--- Directions for this task ---
The records below must be written out exactly, with every picture left behind.
☆ ☆ ☆ ☆ ☆
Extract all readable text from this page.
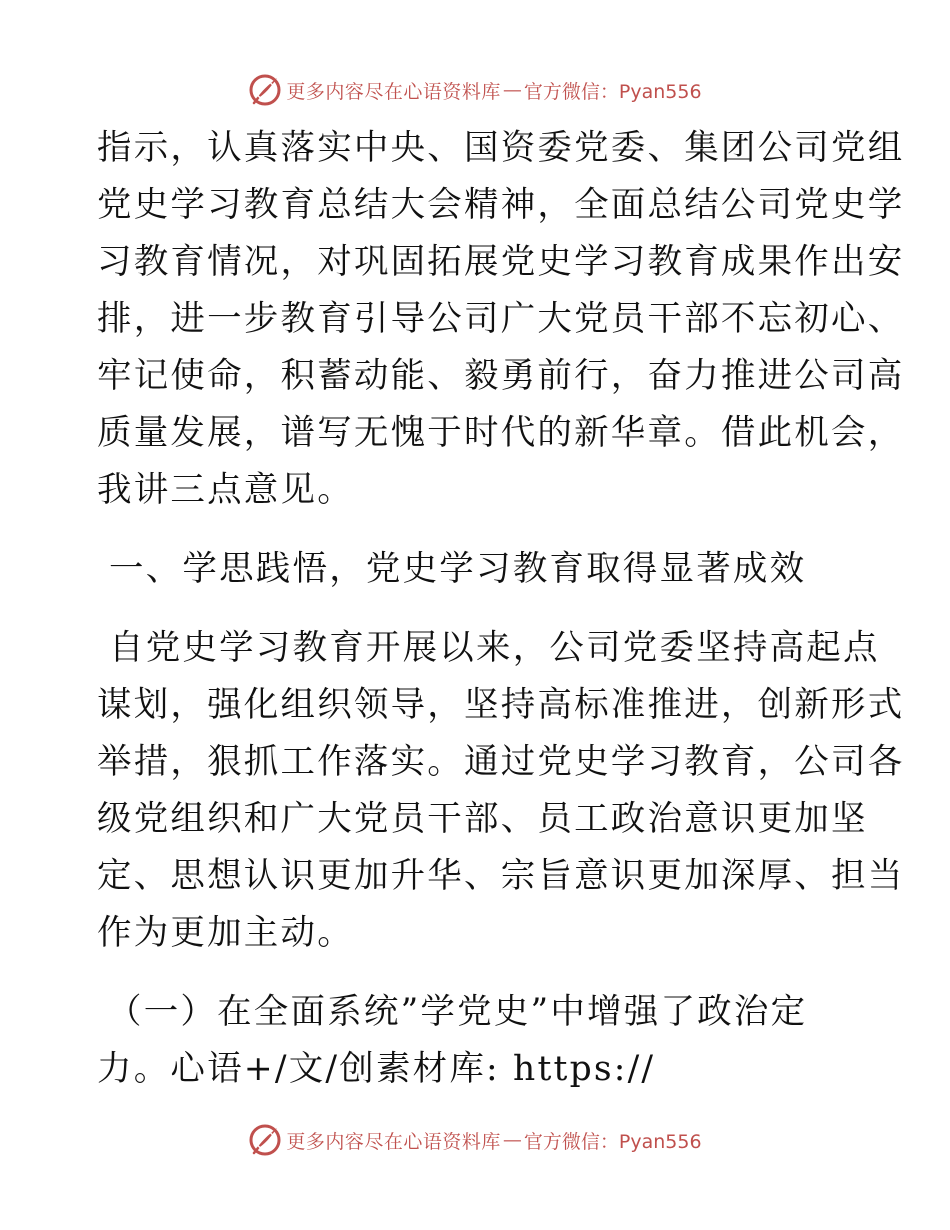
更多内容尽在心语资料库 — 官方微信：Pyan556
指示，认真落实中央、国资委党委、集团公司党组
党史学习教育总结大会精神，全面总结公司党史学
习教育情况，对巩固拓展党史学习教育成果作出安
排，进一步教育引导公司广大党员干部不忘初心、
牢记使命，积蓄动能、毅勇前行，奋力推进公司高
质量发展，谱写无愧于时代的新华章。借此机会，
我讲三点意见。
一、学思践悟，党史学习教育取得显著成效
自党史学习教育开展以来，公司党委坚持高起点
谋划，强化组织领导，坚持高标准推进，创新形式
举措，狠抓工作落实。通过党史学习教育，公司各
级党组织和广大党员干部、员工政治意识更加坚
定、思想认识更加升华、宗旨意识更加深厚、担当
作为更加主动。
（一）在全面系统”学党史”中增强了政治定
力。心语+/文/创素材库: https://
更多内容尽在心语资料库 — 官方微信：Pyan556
☆ ☆ ☆ ☆ ☆
--- Full answer ---
Extract all readable text from this page.
更多内容尽在心语资料库 — 官方微信：Pyan556
指示，认真落实中央、国资委党委、集团公司党组
党史学习教育总结大会精神，全面总结公司党史学
习教育情况，对巩固拓展党史学习教育成果作出安
排，进一步教育引导公司广大党员干部不忘初心、
牢记使命，积蓄动能、毅勇前行，奋力推进公司高
质量发展，谱写无愧于时代的新华章。借此机会，
我讲三点意见。
一、学思践悟，党史学习教育取得显著成效
自党史学习教育开展以来，公司党委坚持高起点
谋划，强化组织领导，坚持高标准推进，创新形式
举措，狠抓工作落实。通过党史学习教育，公司各
级党组织和广大党员干部、员工政治意识更加坚
定、思想认识更加升华、宗旨意识更加深厚、担当
作为更加主动。
（一）在全面系统”学党史”中增强了政治定
力。心语+/文/创素材库: https://
更多内容尽在心语资料库 — 官方微信：Pyan556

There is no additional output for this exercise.